### BRIEF
Output all of the entries exactly as written.

### SUPPLIED DATA
━━━━━━━━━━━━━━━━━━━━
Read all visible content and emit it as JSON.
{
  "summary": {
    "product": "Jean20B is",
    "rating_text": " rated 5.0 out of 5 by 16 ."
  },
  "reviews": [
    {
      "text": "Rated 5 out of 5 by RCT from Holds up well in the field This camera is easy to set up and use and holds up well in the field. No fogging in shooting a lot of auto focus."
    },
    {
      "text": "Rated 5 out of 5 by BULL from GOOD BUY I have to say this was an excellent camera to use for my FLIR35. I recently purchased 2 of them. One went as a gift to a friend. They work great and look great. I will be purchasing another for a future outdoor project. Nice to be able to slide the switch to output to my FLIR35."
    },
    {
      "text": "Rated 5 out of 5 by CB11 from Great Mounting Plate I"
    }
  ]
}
━━━━━━━━━━━━━━━━━━━━
### CORRECT OUTPUT
Read all visible content and emit it as JSON.
{
  "summary": {
    "product": "Jean20B is",
    "rating_text": " rated 5.0 out of 5 by 16 ."
  },
  "reviews": [
    {
      "text": "Rated 5 out of 5 by RCT from Holds up well in the field This camera is easy to set up and use and holds up well in the field. No fogging in shooting a lot of auto focus."
    },
    {
      "text": "Rated 5 out of 5 by BULL from GOOD BUY I have to say this was an excellent camera to use for my FLIR35. I recently purchased 2 of them. One went as a gift to a friend. They work great and look great. I will be purchasing another for a future outdoor project. Nice to be able to slide the switch to output to my FLIR35."
    },
    {
      "text": "Rated 5 out of 5 by CB11 from Great Mounting Plate I"
    }
  ]
}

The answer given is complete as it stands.